Starting at the first of the entries and stopping after the line that contains "italic-ship-name: Santiagu: [627, 1014, 753, 1054]", switch every "Santiago" to "Saratoga" and leave the rest of those lines unchanged.

--- BEGIN Task input ---

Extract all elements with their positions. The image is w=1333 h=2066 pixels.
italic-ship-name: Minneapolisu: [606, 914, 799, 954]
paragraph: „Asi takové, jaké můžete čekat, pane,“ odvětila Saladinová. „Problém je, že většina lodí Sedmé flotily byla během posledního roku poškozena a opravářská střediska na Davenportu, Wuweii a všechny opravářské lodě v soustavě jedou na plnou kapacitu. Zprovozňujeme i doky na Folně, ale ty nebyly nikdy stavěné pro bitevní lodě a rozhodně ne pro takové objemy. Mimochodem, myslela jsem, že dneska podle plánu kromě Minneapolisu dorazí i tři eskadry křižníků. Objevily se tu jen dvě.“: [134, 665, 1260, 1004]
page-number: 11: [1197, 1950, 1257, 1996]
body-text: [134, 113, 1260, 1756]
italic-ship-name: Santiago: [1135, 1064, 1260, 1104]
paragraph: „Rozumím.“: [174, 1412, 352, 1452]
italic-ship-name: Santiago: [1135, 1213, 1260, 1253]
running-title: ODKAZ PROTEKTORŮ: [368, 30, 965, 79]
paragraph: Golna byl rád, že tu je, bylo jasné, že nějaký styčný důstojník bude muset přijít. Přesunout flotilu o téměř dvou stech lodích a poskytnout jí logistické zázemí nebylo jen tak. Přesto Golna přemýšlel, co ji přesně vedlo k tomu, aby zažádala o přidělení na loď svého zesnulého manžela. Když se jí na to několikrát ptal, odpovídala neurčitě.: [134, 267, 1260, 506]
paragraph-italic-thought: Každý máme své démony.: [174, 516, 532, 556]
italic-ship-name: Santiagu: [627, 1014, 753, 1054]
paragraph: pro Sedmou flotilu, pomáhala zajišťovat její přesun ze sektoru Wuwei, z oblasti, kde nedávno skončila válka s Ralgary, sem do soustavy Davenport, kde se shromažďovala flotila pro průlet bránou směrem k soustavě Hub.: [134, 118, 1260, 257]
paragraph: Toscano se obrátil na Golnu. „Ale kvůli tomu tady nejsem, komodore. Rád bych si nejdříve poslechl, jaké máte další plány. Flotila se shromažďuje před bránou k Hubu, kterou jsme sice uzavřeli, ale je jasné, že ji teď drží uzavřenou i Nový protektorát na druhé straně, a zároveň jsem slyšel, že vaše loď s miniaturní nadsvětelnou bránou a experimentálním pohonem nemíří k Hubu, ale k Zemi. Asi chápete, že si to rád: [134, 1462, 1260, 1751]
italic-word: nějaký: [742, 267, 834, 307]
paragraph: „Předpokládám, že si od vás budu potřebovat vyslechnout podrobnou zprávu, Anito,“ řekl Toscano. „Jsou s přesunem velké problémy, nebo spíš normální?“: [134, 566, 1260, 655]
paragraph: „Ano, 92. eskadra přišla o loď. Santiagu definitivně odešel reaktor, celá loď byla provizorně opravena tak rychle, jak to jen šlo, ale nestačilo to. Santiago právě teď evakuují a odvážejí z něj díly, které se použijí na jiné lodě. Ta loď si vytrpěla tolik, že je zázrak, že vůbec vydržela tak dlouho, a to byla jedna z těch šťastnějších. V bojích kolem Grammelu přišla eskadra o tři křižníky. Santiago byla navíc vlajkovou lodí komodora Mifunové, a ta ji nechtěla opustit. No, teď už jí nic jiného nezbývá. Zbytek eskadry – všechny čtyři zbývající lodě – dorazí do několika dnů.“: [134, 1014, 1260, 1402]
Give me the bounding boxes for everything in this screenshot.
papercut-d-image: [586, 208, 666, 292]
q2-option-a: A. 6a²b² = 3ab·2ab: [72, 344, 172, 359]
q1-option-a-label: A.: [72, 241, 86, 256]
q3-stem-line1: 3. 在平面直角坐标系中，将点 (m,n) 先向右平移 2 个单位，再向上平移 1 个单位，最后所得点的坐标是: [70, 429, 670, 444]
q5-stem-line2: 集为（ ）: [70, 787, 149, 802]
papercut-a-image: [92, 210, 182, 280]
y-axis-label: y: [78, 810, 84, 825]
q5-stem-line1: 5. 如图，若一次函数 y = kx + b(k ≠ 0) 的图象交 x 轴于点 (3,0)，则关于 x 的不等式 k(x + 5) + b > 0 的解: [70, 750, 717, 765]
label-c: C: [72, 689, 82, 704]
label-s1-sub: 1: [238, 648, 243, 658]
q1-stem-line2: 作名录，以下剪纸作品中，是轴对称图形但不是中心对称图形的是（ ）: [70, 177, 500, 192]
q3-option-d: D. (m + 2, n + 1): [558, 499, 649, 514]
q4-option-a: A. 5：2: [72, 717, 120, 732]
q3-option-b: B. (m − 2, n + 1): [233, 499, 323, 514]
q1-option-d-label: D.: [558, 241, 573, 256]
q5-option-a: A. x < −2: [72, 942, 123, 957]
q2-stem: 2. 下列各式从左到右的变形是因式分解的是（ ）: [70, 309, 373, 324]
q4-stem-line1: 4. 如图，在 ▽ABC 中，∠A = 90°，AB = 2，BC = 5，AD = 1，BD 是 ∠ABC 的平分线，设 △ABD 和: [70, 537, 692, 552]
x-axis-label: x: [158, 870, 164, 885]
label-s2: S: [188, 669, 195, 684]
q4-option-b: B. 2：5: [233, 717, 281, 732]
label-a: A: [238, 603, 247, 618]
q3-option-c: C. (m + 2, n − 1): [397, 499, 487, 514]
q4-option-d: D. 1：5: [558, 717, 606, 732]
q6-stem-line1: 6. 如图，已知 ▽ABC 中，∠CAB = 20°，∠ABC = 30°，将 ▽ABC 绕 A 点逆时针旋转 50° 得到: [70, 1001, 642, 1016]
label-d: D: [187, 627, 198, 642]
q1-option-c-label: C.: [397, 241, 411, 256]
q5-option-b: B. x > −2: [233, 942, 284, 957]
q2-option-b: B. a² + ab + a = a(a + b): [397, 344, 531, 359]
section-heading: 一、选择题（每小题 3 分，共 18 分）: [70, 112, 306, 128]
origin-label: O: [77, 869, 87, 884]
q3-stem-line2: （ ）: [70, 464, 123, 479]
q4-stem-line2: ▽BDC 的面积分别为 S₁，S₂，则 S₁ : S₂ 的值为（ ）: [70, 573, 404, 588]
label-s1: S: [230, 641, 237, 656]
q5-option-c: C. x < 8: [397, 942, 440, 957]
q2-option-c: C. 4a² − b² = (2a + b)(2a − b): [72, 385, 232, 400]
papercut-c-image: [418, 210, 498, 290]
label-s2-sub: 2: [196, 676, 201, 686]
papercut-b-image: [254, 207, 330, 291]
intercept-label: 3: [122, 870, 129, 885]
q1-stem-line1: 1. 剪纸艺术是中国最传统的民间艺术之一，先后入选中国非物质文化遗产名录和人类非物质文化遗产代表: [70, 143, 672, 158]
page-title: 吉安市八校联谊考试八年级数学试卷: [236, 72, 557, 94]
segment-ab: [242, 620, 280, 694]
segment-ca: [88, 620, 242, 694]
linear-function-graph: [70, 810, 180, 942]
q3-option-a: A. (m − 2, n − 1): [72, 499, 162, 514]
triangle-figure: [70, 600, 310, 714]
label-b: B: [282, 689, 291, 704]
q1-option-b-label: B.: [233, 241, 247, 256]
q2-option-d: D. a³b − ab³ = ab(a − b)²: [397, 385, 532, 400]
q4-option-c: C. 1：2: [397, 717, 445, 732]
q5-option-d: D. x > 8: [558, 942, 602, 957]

--- END Task input ---

§ Full output:
Extract all elements with their positions. The image is w=1333 h=2066 pixels.
italic-ship-name: Minneapolisu: [606, 914, 799, 954]
paragraph: „Asi takové, jaké můžete čekat, pane,“ odvětila Saladinová. „Problém je, že většina lodí Sedmé flotily byla během posledního roku poškozena a opravářská střediska na Davenportu, Wuweii a všechny opravářské lodě v soustavě jedou na plnou kapacitu. Zprovozňujeme i doky na Folně, ale ty nebyly nikdy stavěné pro bitevní lodě a rozhodně ne pro takové objemy. Mimochodem, myslela jsem, že dneska podle plánu kromě Minneapolisu dorazí i tři eskadry křižníků. Objevily se tu jen dvě.“: [134, 665, 1260, 1004]
page-number: 11: [1197, 1950, 1257, 1996]
body-text: [134, 113, 1260, 1756]
italic-ship-name: Saratoga: [1135, 1064, 1260, 1104]
paragraph: „Rozumím.“: [174, 1412, 352, 1452]
italic-ship-name: Saratoga: [1135, 1213, 1260, 1253]
running-title: ODKAZ PROTEKTORŮ: [368, 30, 965, 79]
paragraph: Golna byl rád, že tu je, bylo jasné, že nějaký styčný důstojník bude muset přijít. Přesunout flotilu o téměř dvou stech lodích a poskytnout jí logistické zázemí nebylo jen tak. Přesto Golna přemýšlel, co ji přesně vedlo k tomu, aby zažádala o přidělení na loď svého zesnulého manžela. Když se jí na to několikrát ptal, odpovídala neurčitě.: [134, 267, 1260, 506]
paragraph-italic-thought: Každý máme své démony.: [174, 516, 532, 556]
italic-ship-name: Santiagu: [627, 1014, 753, 1054]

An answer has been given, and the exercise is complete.